▸ JOB
Without including any pictures, write out the listing below exactly.

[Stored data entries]
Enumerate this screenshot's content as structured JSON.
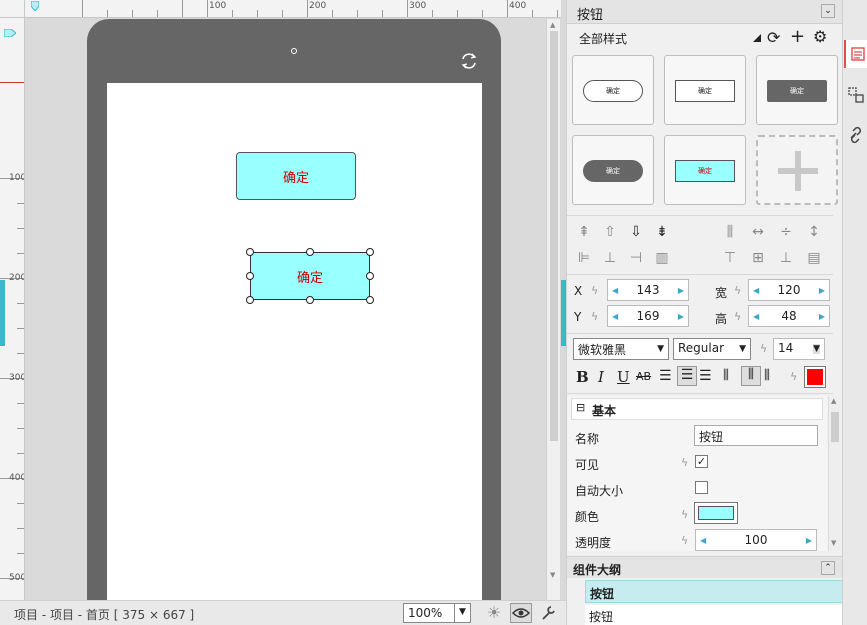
{
  "rulers": {
    "top_labels": [
      "100",
      "200",
      "300",
      "400"
    ],
    "left_labels": [
      "100",
      "200",
      "300",
      "400",
      "500"
    ]
  },
  "canvas": {
    "button1_label": "确定",
    "button2_label": "确定"
  },
  "status": {
    "breadcrumb": "项目 - 项目 - 首页 [ 375 × 667 ]",
    "zoom": "100%"
  },
  "panel": {
    "title": "按钮",
    "styles_filter": "全部样式",
    "style_card_label": "确定",
    "x_label": "X",
    "y_label": "Y",
    "w_label": "宽",
    "h_label": "高",
    "x": "143",
    "y": "169",
    "w": "120",
    "h": "48",
    "font_family": "微软雅黑",
    "font_weight": "Regular",
    "font_size": "14",
    "format": {
      "bold": "B",
      "italic": "I",
      "underline": "U",
      "strike": "AB"
    },
    "text_color": "#ff0000",
    "section_basic": "基本",
    "props": {
      "name_label": "名称",
      "name_value": "按钮",
      "visible_label": "可见",
      "autosize_label": "自动大小",
      "color_label": "颜色",
      "color_value": "#99ffff",
      "opacity_label": "透明度",
      "opacity_value": "100"
    },
    "outline_title": "组件大纲",
    "outline_items": [
      "按钮",
      "按钮"
    ]
  },
  "colors": {
    "accent": "#38b8c9",
    "button_fill": "#99ffff",
    "button_text": "#cc0000",
    "device": "#666666"
  }
}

▸ ANSWER TO THE TASK
Enumerate this screenshot's content as structured JSON.
{
  "rulers": {
    "top_labels": [
      "100",
      "200",
      "300",
      "400"
    ],
    "left_labels": [
      "100",
      "200",
      "300",
      "400",
      "500"
    ]
  },
  "canvas": {
    "button1_label": "确定",
    "button2_label": "确定"
  },
  "status": {
    "breadcrumb": "项目 - 项目 - 首页 [ 375 × 667 ]",
    "zoom": "100%"
  },
  "panel": {
    "title": "按钮",
    "styles_filter": "全部样式",
    "style_card_label": "确定",
    "x_label": "X",
    "y_label": "Y",
    "w_label": "宽",
    "h_label": "高",
    "x": "143",
    "y": "169",
    "w": "120",
    "h": "48",
    "font_family": "微软雅黑",
    "font_weight": "Regular",
    "font_size": "14",
    "format": {
      "bold": "B",
      "italic": "I",
      "underline": "U",
      "strike": "AB"
    },
    "text_color": "#ff0000",
    "section_basic": "基本",
    "props": {
      "name_label": "名称",
      "name_value": "按钮",
      "visible_label": "可见",
      "autosize_label": "自动大小",
      "color_label": "颜色",
      "color_value": "#99ffff",
      "opacity_label": "透明度",
      "opacity_value": "100"
    },
    "outline_title": "组件大纲",
    "outline_items": [
      "按钮",
      "按钮"
    ]
  },
  "colors": {
    "accent": "#38b8c9",
    "button_fill": "#99ffff",
    "button_text": "#cc0000",
    "device": "#666666"
  }
}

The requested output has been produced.